* begin Selected text *

Heading further south, there's a little pocket of Vietnam in Shoreditch, where every single buliding is either a Vietnamese restaurant or supermarket - highly recommended for excellent Vietnamese food - and then you are on into Shoreditch proper.
After traversing the crowds of look-at-me-aren't-I-so-trendy-and-different hipsters in Shoreditch, we headed into the city.
The area around Liverpool Street station is dominated by towering new buildings of shiny glass and steel. On a sunny day they do have their own unique beauty, and it's hard not to be impressed by their soaring presence.
On this occasion, we cut through the station so that The Boy (who was a bit hungover after work drinks on the Friday night) could pick up an Upper Crust baguette. After this slight diversion we exited Liverpool Street onto Old Broad Street and continued south, crossing over London Wall.
On the right, just past one of the many Tesco Express stores on this route (exciting, I know) is the entrance to Austin Friars. This is where Thomas Cromwell, advisor to King Henry VIII lived, though I believe the original buildings he inhabited no longer stand.
We headed off down Queen Victoria street and then left down a pedestrianised cut through onto Queen Street and down to Southwark Bridge.
One of my favourite places to walk in London is along the Thames. Crossing any of its many bridges affords you fantastic views across the City. From Southwark Bridge we could see Tower Bridge, the Shard and Canary Wharf off to the east, while west is the Tate Modern, St Paul's and the Millennium Bridge spanning the space between them.
One thing I had forgotten, however, was that unlike at the times I walk to and from work, at the weekend the South Bank is invariably crawling with people. For me this is always somewhat frustrating as encountering people walking at snail's pace is pretty much inavoidable. I've already talked about my frustrations with this here, so I won't go on about it again, but it did hamper our progress.
Nevertheless, you can't help but feel at the centre of everything walking along the stretch of river between Southwark Bridge and the Houses of Parliament. First we passed the reconstructed Globe Theatre, then the Tate Modern, Millennium Bridge and St Paul's Cathedral across the river.

* end Selected text *
* begin Supplied material *

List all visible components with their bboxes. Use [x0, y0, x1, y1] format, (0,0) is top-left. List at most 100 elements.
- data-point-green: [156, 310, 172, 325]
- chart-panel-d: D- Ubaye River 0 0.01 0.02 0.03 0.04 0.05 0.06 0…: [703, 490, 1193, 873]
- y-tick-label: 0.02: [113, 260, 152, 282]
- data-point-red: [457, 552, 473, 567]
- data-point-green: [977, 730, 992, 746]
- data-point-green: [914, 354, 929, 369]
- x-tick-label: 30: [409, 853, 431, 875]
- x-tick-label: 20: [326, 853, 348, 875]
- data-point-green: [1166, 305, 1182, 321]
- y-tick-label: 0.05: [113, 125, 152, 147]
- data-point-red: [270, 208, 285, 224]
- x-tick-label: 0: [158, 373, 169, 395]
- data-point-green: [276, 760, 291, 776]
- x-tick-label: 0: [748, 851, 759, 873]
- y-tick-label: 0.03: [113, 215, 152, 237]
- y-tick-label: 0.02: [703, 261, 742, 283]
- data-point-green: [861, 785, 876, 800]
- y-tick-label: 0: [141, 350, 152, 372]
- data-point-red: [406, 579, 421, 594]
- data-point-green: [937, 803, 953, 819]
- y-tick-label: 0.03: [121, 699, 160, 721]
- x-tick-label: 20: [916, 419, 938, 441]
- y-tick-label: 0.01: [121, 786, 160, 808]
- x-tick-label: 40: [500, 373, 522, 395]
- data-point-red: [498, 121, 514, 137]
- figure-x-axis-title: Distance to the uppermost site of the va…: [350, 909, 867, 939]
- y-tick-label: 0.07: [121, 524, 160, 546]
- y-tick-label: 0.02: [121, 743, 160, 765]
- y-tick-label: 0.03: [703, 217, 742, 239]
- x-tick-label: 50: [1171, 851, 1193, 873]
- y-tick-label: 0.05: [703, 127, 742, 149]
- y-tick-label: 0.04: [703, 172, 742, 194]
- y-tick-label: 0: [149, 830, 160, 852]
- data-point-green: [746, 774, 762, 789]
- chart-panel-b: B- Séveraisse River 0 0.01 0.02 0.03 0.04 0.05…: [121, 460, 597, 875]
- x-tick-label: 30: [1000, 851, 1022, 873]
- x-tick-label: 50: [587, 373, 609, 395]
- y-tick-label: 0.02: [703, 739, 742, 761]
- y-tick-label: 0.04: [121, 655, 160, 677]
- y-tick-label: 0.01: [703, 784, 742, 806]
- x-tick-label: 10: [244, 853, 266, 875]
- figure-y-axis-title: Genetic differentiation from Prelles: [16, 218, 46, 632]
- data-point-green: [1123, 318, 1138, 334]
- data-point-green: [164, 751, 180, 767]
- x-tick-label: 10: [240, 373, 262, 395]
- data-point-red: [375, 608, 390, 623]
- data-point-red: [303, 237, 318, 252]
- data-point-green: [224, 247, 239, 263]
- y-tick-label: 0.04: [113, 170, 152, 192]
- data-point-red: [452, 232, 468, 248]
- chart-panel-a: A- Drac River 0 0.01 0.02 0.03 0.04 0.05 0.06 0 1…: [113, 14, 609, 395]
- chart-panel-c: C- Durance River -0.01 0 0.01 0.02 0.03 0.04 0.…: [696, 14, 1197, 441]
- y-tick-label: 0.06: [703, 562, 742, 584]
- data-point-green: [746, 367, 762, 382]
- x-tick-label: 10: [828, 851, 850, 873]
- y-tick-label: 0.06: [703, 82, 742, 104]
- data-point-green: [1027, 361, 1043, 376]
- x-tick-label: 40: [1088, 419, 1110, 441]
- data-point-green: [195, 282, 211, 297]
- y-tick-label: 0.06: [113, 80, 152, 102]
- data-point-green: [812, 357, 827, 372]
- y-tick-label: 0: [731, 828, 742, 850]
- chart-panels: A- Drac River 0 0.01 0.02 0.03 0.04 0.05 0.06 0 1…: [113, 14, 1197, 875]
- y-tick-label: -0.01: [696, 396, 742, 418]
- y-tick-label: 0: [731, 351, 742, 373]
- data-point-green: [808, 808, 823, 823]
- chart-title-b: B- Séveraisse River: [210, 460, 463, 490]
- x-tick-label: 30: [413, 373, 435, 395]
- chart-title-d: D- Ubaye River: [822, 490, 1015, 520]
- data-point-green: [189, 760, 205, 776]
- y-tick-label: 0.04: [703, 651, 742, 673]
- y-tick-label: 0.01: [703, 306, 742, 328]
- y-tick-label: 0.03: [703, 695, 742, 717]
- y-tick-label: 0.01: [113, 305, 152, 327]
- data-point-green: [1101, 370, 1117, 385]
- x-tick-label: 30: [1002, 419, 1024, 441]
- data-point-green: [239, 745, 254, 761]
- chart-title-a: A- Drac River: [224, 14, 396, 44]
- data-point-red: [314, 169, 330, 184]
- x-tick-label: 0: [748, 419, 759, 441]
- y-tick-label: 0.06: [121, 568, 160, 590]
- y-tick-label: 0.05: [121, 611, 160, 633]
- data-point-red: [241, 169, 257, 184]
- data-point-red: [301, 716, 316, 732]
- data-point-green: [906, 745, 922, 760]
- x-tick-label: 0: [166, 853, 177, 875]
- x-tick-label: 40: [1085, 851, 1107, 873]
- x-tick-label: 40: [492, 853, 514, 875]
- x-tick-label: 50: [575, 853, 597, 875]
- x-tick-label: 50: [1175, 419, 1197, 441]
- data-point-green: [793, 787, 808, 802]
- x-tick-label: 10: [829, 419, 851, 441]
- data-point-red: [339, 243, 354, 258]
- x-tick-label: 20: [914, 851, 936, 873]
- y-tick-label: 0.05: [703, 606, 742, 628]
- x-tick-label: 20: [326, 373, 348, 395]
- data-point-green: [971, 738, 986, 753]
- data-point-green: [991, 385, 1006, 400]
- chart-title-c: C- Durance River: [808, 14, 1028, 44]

* end Supplied material *

* **Task instructions**:
a) Echo the London walk passage word for word, in full.
b) Give the rows again, starting with the first row and ending with the row that contains "- data-point-green: [977, 730, 992, 746]", both included, with "data-point-red" replaced by "data-point-orange" and everything else unchanged. Return only those rows.
The walk passage and the rows are independent materials with no connection to each other.

* **Task solutions**:
a)
Heading further south, there's a little pocket of Vietnam in Shoreditch, where every single buliding is either a Vietnamese restaurant or supermarket - highly recommended for excellent Vietnamese food - and then you are on into Shoreditch proper.
After traversing the crowds of look-at-me-aren't-I-so-trendy-and-different hipsters in Shoreditch, we headed into the city.
The area around Liverpool Street station is dominated by towering new buildings of shiny glass and steel. On a sunny day they do have their own unique beauty, and it's hard not to be impressed by their soaring presence.
On this occasion, we cut through the station so that The Boy (who was a bit hungover after work drinks on the Friday night) could pick up an Upper Crust baguette. After this slight diversion we exited Liverpool Street onto Old Broad Street and continued south, crossing over London Wall.
On the right, just past one of the many Tesco Express stores on this route (exciting, I know) is the entrance to Austin Friars. This is where Thomas Cromwell, advisor to King Henry VIII lived, though I believe the original buildings he inhabited no longer stand.
We headed off down Queen Victoria street and then left down a pedestrianised cut through onto Queen Street and down to Southwark Bridge.
One of my favourite places to walk in London is along the Thames. Crossing any of its many bridges affords you fantastic views across the City. From Southwark Bridge we could see Tower Bridge, the Shard and Canary Wharf off to the east, while west is the Tate Modern, St Paul's and the Millennium Bridge spanning the space between them.
One thing I had forgotten, however, was that unlike at the times I walk to and from work, at the weekend the South Bank is invariably crawling with people. For me this is always somewhat frustrating as encountering people walking at snail's pace is pretty much inavoidable. I've already talked about my frustrations with this here, so I won't go on about it again, but it did hamper our progress.
Nevertheless, you can't help but feel at the centre of everything walking along the stretch of river between Southwark Bridge and the Houses of Parliament. First we passed the reconstructed Globe Theatre, then the Tate Modern, Millennium Bridge and St Paul's Cathedral across the river.

b)
List all visible components with their bboxes. Use [x0, y0, x1, y1] format, (0,0) is top-left. List at most 100 elements.
- data-point-green: [156, 310, 172, 325]
- chart-panel-d: D- Ubaye River 0 0.01 0.02 0.03 0.04 0.05 0.06 0…: [703, 490, 1193, 873]
- y-tick-label: 0.02: [113, 260, 152, 282]
- data-point-orange: [457, 552, 473, 567]
- data-point-green: [977, 730, 992, 746]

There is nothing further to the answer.